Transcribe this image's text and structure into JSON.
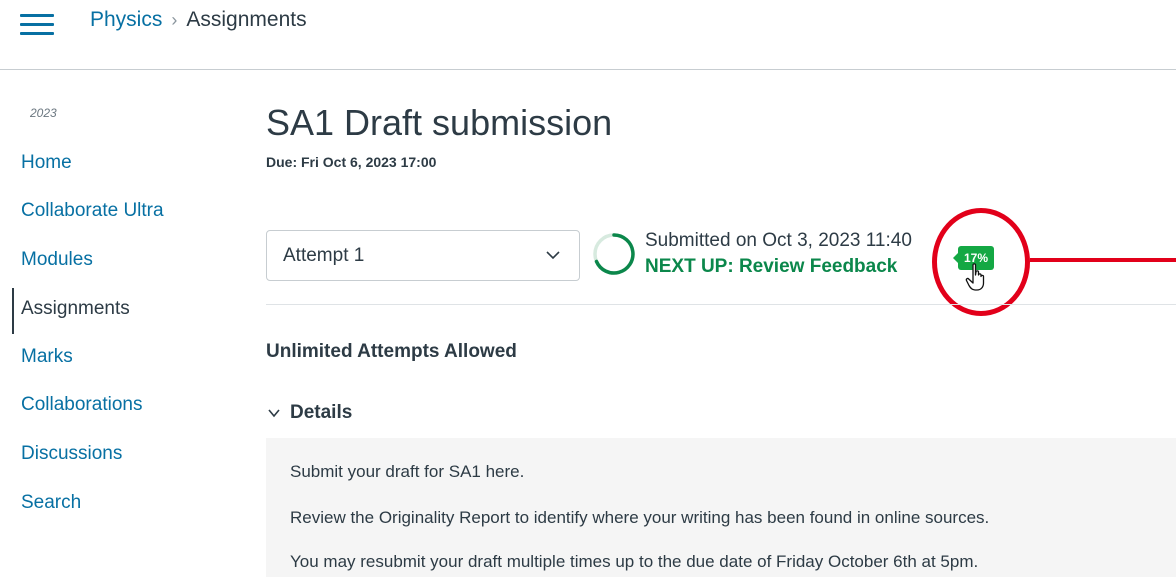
{
  "breadcrumb": {
    "course": "Physics",
    "separator": "›",
    "current": "Assignments"
  },
  "sidebar": {
    "term": "2023",
    "items": [
      {
        "label": "Home"
      },
      {
        "label": "Collaborate Ultra"
      },
      {
        "label": "Modules"
      },
      {
        "label": "Assignments"
      },
      {
        "label": "Marks"
      },
      {
        "label": "Collaborations"
      },
      {
        "label": "Discussions"
      },
      {
        "label": "Search"
      }
    ]
  },
  "assignment": {
    "title": "SA1 Draft submission",
    "due": "Due: Fri Oct 6, 2023 17:00",
    "attempt_selected": "Attempt 1",
    "submitted_on": "Submitted on Oct 3, 2023 11:40",
    "next_up": "NEXT UP: Review Feedback",
    "originality_score": "17%",
    "attempts_allowed": "Unlimited Attempts Allowed",
    "details_label": "Details",
    "details_lines": [
      "Submit your draft for SA1 here.",
      "Review the Originality Report to identify where your writing has been found in online sources.",
      "You may resubmit your draft multiple times up to the due date of Friday October 6th at 5pm."
    ]
  },
  "colors": {
    "link": "#0770a3",
    "success": "#0b874b",
    "badge": "#14a844",
    "annotation": "#e2001a"
  },
  "icons": {
    "menu": "hamburger-icon",
    "select": "chevron-down-icon",
    "progress": "progress-ring-icon",
    "cursor": "hand-pointer-icon"
  }
}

Requirement: Gather and copy every line of the data in which the string "Review" is found.

Exercise solution:
    "next_up": "NEXT UP: Review Feedback",
      "Review the Originality Report to identify where your writing has been found in online sources.",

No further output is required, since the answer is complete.